[Part of a data file]
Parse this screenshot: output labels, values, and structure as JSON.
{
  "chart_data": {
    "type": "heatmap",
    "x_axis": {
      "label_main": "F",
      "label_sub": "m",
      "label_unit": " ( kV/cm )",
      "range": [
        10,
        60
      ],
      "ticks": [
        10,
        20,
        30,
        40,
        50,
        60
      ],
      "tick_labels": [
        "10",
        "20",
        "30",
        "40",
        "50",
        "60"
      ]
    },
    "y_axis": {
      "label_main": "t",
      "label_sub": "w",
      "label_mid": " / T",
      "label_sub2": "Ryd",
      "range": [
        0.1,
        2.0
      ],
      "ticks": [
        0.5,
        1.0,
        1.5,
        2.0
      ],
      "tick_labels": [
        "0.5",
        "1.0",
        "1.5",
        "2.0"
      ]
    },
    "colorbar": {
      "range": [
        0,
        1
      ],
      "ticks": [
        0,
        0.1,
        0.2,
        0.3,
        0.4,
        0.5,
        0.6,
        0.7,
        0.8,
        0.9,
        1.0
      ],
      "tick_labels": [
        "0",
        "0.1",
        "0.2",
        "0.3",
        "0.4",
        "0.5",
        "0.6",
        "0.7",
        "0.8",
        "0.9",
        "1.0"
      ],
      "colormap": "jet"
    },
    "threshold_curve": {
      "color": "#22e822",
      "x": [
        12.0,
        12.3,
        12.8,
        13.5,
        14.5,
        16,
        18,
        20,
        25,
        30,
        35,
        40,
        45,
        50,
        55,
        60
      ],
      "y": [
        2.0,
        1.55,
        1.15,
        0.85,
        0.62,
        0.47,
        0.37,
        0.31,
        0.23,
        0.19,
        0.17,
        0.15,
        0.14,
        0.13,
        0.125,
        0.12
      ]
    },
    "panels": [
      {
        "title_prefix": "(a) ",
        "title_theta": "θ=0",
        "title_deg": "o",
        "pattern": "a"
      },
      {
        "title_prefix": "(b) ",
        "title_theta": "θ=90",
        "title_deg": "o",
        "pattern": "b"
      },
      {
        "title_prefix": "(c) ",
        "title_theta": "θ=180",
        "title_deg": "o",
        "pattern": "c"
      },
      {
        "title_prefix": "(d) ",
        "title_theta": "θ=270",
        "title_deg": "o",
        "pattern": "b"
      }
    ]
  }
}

To be done: Retype the whole listing, matching it exactly.

Exercise output:
Parse this screenshot: output labels, values, and structure as JSON.
{
  "chart_data": {
    "type": "heatmap",
    "x_axis": {
      "label_main": "F",
      "label_sub": "m",
      "label_unit": " ( kV/cm )",
      "range": [
        10,
        60
      ],
      "ticks": [
        10,
        20,
        30,
        40,
        50,
        60
      ],
      "tick_labels": [
        "10",
        "20",
        "30",
        "40",
        "50",
        "60"
      ]
    },
    "y_axis": {
      "label_main": "t",
      "label_sub": "w",
      "label_mid": " / T",
      "label_sub2": "Ryd",
      "range": [
        0.1,
        2.0
      ],
      "ticks": [
        0.5,
        1.0,
        1.5,
        2.0
      ],
      "tick_labels": [
        "0.5",
        "1.0",
        "1.5",
        "2.0"
      ]
    },
    "colorbar": {
      "range": [
        0,
        1
      ],
      "ticks": [
        0,
        0.1,
        0.2,
        0.3,
        0.4,
        0.5,
        0.6,
        0.7,
        0.8,
        0.9,
        1.0
      ],
      "tick_labels": [
        "0",
        "0.1",
        "0.2",
        "0.3",
        "0.4",
        "0.5",
        "0.6",
        "0.7",
        "0.8",
        "0.9",
        "1.0"
      ],
      "colormap": "jet"
    },
    "threshold_curve": {
      "color": "#22e822",
      "x": [
        12.0,
        12.3,
        12.8,
        13.5,
        14.5,
        16,
        18,
        20,
        25,
        30,
        35,
        40,
        45,
        50,
        55,
        60
      ],
      "y": [
        2.0,
        1.55,
        1.15,
        0.85,
        0.62,
        0.47,
        0.37,
        0.31,
        0.23,
        0.19,
        0.17,
        0.15,
        0.14,
        0.13,
        0.125,
        0.12
      ]
    },
    "panels": [
      {
        "title_prefix": "(a) ",
        "title_theta": "θ=0",
        "title_deg": "o",
        "pattern": "a"
      },
      {
        "title_prefix": "(b) ",
        "title_theta": "θ=90",
        "title_deg": "o",
        "pattern": "b"
      },
      {
        "title_prefix": "(c) ",
        "title_theta": "θ=180",
        "title_deg": "o",
        "pattern": "c"
      },
      {
        "title_prefix": "(d) ",
        "title_theta": "θ=270",
        "title_deg": "o",
        "pattern": "b"
      }
    ]
  }
}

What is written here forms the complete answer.